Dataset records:
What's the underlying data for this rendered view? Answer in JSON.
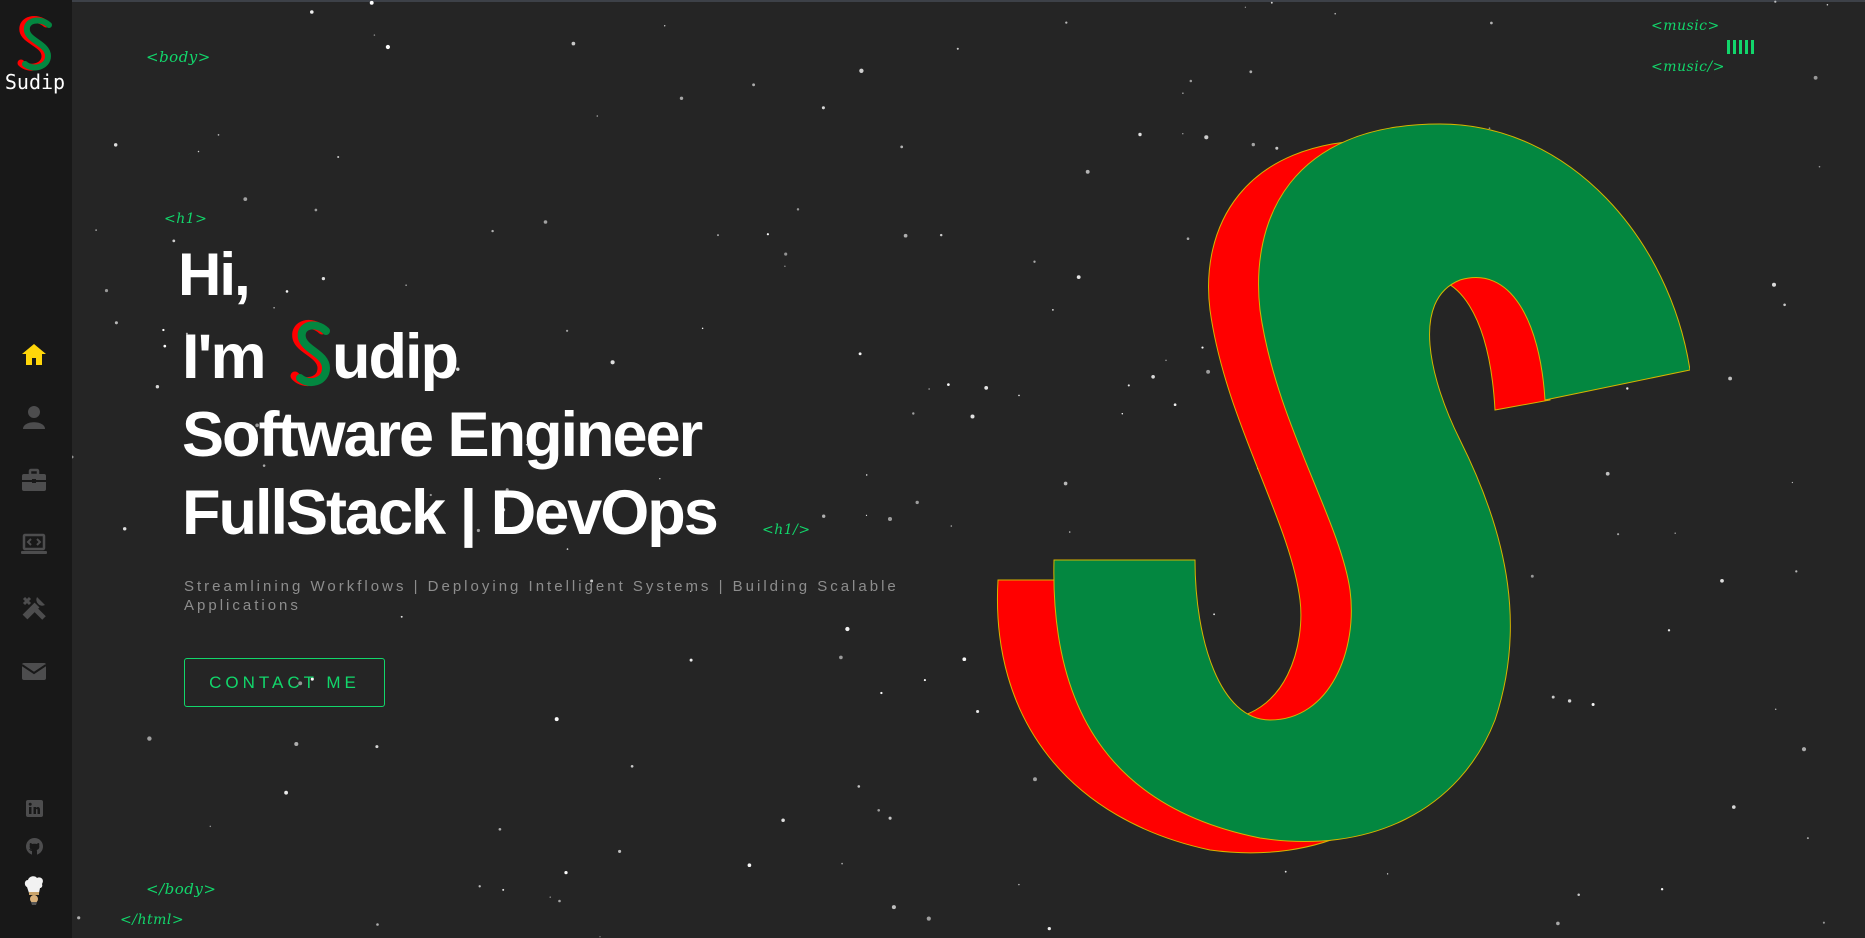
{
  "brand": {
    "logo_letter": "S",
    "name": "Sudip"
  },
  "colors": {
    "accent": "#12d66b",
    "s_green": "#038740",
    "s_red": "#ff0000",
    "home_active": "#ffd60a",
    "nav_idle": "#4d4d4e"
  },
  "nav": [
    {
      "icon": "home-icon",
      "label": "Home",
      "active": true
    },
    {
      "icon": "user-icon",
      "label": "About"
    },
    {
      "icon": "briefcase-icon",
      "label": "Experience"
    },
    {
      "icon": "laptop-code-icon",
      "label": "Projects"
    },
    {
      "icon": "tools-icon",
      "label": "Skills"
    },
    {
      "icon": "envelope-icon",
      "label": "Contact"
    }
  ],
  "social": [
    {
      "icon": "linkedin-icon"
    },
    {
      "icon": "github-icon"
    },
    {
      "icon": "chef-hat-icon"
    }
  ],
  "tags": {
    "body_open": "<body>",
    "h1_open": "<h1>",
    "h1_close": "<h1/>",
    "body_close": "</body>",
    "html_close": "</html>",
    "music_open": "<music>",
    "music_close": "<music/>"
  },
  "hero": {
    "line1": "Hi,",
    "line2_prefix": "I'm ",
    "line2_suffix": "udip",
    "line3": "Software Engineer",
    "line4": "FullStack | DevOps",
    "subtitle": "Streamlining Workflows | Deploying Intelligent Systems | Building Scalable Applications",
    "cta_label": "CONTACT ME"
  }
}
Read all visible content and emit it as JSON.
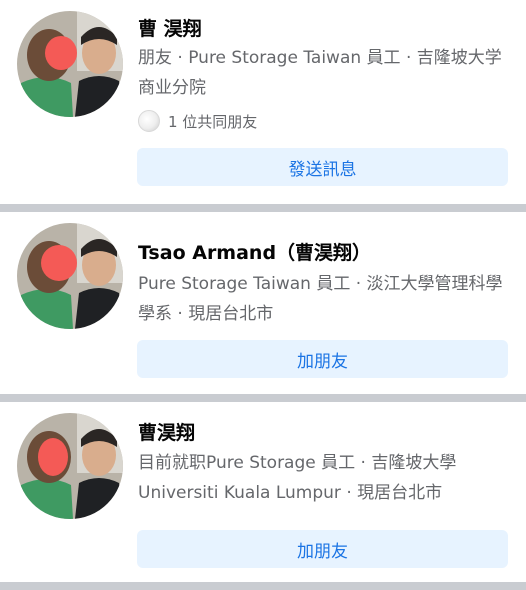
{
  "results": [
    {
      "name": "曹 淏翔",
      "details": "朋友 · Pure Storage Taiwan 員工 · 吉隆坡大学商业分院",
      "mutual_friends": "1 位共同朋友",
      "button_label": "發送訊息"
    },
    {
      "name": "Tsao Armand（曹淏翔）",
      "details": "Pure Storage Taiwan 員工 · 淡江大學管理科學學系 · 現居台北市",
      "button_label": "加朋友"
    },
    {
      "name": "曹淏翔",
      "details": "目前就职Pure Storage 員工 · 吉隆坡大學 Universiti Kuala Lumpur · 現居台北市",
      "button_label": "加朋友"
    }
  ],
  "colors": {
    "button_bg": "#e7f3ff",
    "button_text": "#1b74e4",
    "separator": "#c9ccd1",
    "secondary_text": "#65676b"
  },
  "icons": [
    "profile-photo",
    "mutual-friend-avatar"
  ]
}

**Direction:**
Copy out each line of the entries that holds "現居台北市".

**Exercise result:**
      "details": "Pure Storage Taiwan 員工 · 淡江大學管理科學學系 · 現居台北市",
      "details": "目前就职Pure Storage 員工 · 吉隆坡大學 Universiti Kuala Lumpur · 現居台北市",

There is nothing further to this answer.